## Work to be completed
Each line of the material below that holds the word "icon" needs to be copied.

(Entries with figure data)

▼

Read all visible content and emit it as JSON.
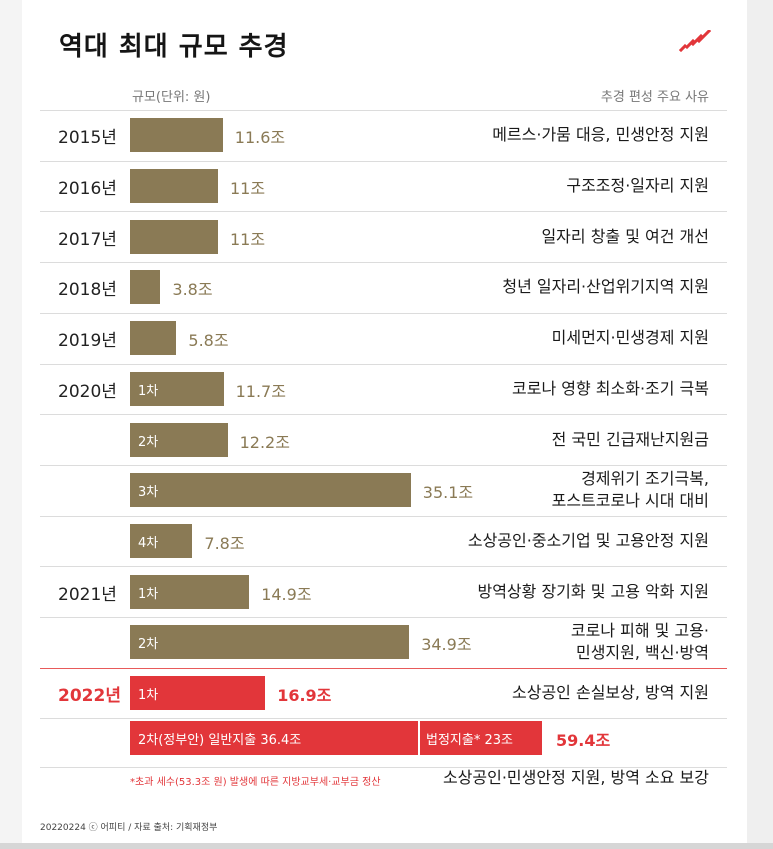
{
  "title": "역대 최대 규모 추경",
  "header": {
    "left": "규모(단위: 원)",
    "right": "추경 편성 주요 사유"
  },
  "logo_icon": "stripe-logo-icon",
  "colors": {
    "bar": "#8a7a55",
    "highlight": "#e2363a"
  },
  "chart_data": {
    "type": "bar",
    "orientation": "horizontal",
    "unit": "조",
    "rows": [
      {
        "year": "2015년",
        "round": "",
        "value": 11.6,
        "value_label": "11.6조",
        "reason": [
          "메르스·가뭄 대응, 민생안정 지원"
        ]
      },
      {
        "year": "2016년",
        "round": "",
        "value": 11,
        "value_label": "11조",
        "reason": [
          "구조조정·일자리 지원"
        ]
      },
      {
        "year": "2017년",
        "round": "",
        "value": 11,
        "value_label": "11조",
        "reason": [
          "일자리 창출 및 여건 개선"
        ]
      },
      {
        "year": "2018년",
        "round": "",
        "value": 3.8,
        "value_label": "3.8조",
        "reason": [
          "청년 일자리·산업위기지역 지원"
        ]
      },
      {
        "year": "2019년",
        "round": "",
        "value": 5.8,
        "value_label": "5.8조",
        "reason": [
          "미세먼지·민생경제 지원"
        ]
      },
      {
        "year": "2020년",
        "round": "1차",
        "value": 11.7,
        "value_label": "11.7조",
        "reason": [
          "코로나 영향 최소화·조기 극복"
        ]
      },
      {
        "year": "",
        "round": "2차",
        "value": 12.2,
        "value_label": "12.2조",
        "reason": [
          "전 국민 긴급재난지원금"
        ]
      },
      {
        "year": "",
        "round": "3차",
        "value": 35.1,
        "value_label": "35.1조",
        "reason": [
          "경제위기 조기극복,",
          "포스트코로나 시대 대비"
        ]
      },
      {
        "year": "",
        "round": "4차",
        "value": 7.8,
        "value_label": "7.8조",
        "reason": [
          "소상공인·중소기업 및 고용안정 지원"
        ]
      },
      {
        "year": "2021년",
        "round": "1차",
        "value": 14.9,
        "value_label": "14.9조",
        "reason": [
          "방역상황 장기화 및 고용 악화 지원"
        ]
      },
      {
        "year": "",
        "round": "2차",
        "value": 34.9,
        "value_label": "34.9조",
        "reason": [
          "코로나 피해 및 고용·",
          "민생지원, 백신·방역"
        ]
      },
      {
        "year": "2022년",
        "round": "1차",
        "value": 16.9,
        "value_label": "16.9조",
        "reason": [
          "소상공인 손실보상, 방역 지원"
        ],
        "highlight": true
      }
    ],
    "stacked_row": {
      "year": "",
      "segments": [
        {
          "label": "2차(정부안)  일반지출 36.4조",
          "value": 36.4
        },
        {
          "label": "법정지출* 23조",
          "value": 23
        }
      ],
      "total": 59.4,
      "total_label": "59.4조",
      "reason": [
        "소상공인·민생안정 지원, 방역 소요 보강"
      ],
      "note": "*초과 세수(53.3조 원) 발생에 따른 지방교부세·교부금 정산"
    }
  },
  "source": "20220224 ⓒ 어피티 / 자료 출처: 기획재정부"
}
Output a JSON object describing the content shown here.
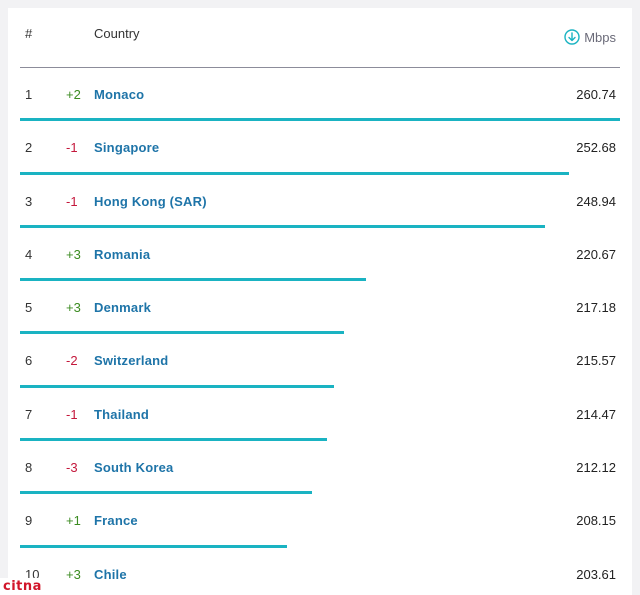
{
  "header": {
    "rank_label": "#",
    "country_label": "Country",
    "speed_label": "Mbps",
    "speed_icon": "download-arrow-icon"
  },
  "colors": {
    "bar": "#1ab3c2",
    "country_link": "#1e74a8",
    "change_up": "#3c8c22",
    "change_down": "#c4183c"
  },
  "scale_max": 260.74,
  "rows": [
    {
      "rank": "1",
      "change": "+2",
      "dir": "up",
      "country": "Monaco",
      "speed": "260.74"
    },
    {
      "rank": "2",
      "change": "-1",
      "dir": "down",
      "country": "Singapore",
      "speed": "252.68"
    },
    {
      "rank": "3",
      "change": "-1",
      "dir": "down",
      "country": "Hong Kong (SAR)",
      "speed": "248.94"
    },
    {
      "rank": "4",
      "change": "+3",
      "dir": "up",
      "country": "Romania",
      "speed": "220.67"
    },
    {
      "rank": "5",
      "change": "+3",
      "dir": "up",
      "country": "Denmark",
      "speed": "217.18"
    },
    {
      "rank": "6",
      "change": "-2",
      "dir": "down",
      "country": "Switzerland",
      "speed": "215.57"
    },
    {
      "rank": "7",
      "change": "-1",
      "dir": "down",
      "country": "Thailand",
      "speed": "214.47"
    },
    {
      "rank": "8",
      "change": "-3",
      "dir": "down",
      "country": "South Korea",
      "speed": "212.12"
    },
    {
      "rank": "9",
      "change": "+1",
      "dir": "up",
      "country": "France",
      "speed": "208.15"
    },
    {
      "rank": "10",
      "change": "+3",
      "dir": "up",
      "country": "Chile",
      "speed": "203.61"
    }
  ],
  "watermark": "citna"
}
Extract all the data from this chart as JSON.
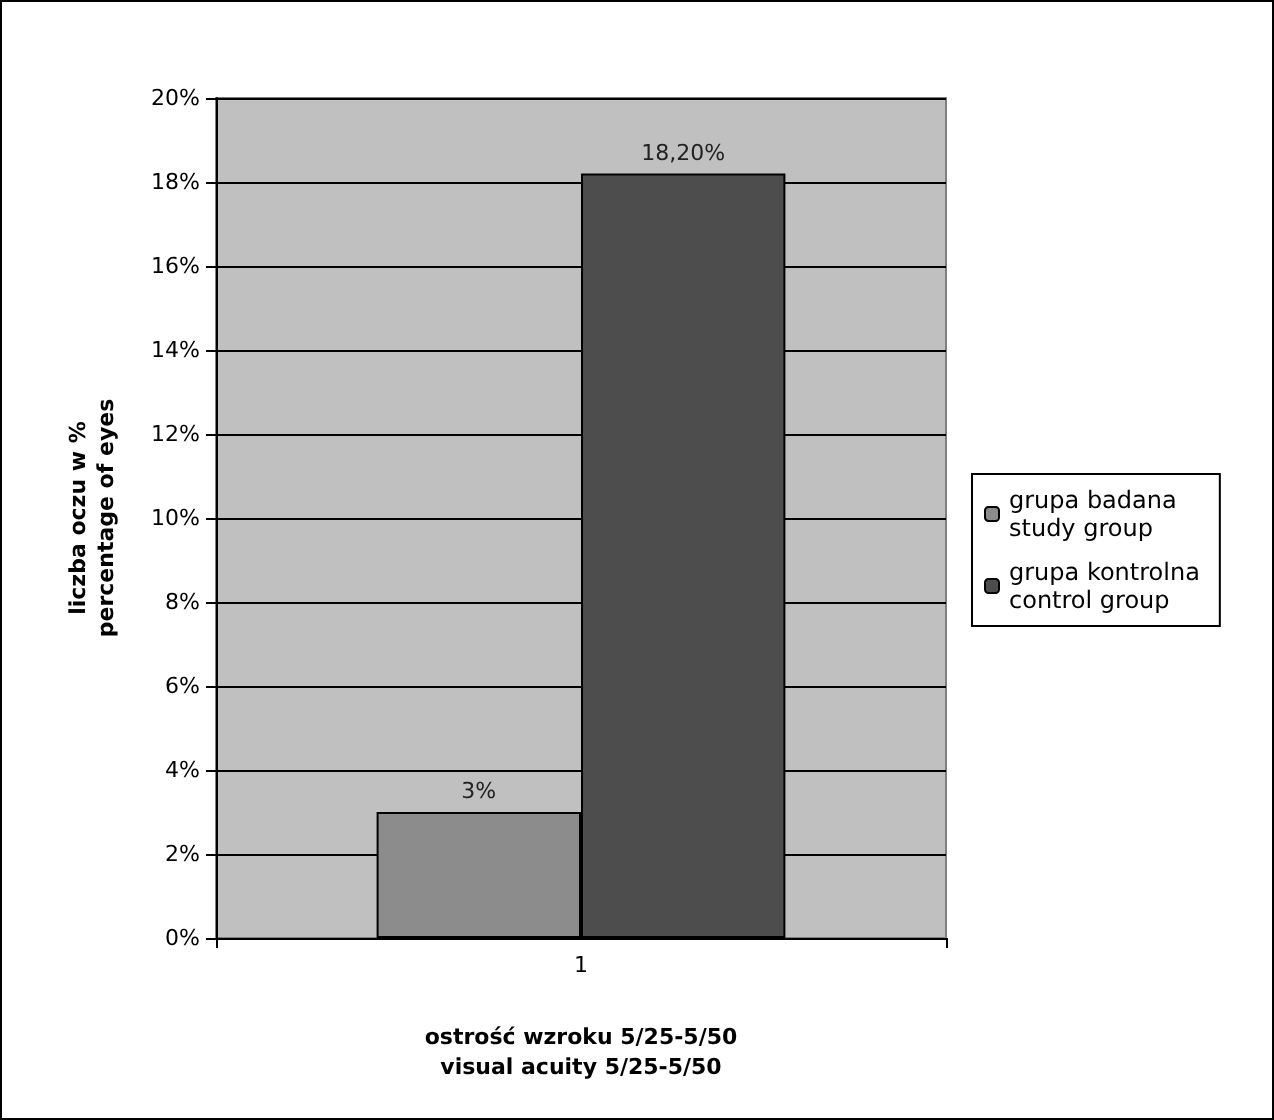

▲

## Answer to the problem
  "logo_icon": "stripe-logo-icon",
    "speed_icon": "download-arrow-icon"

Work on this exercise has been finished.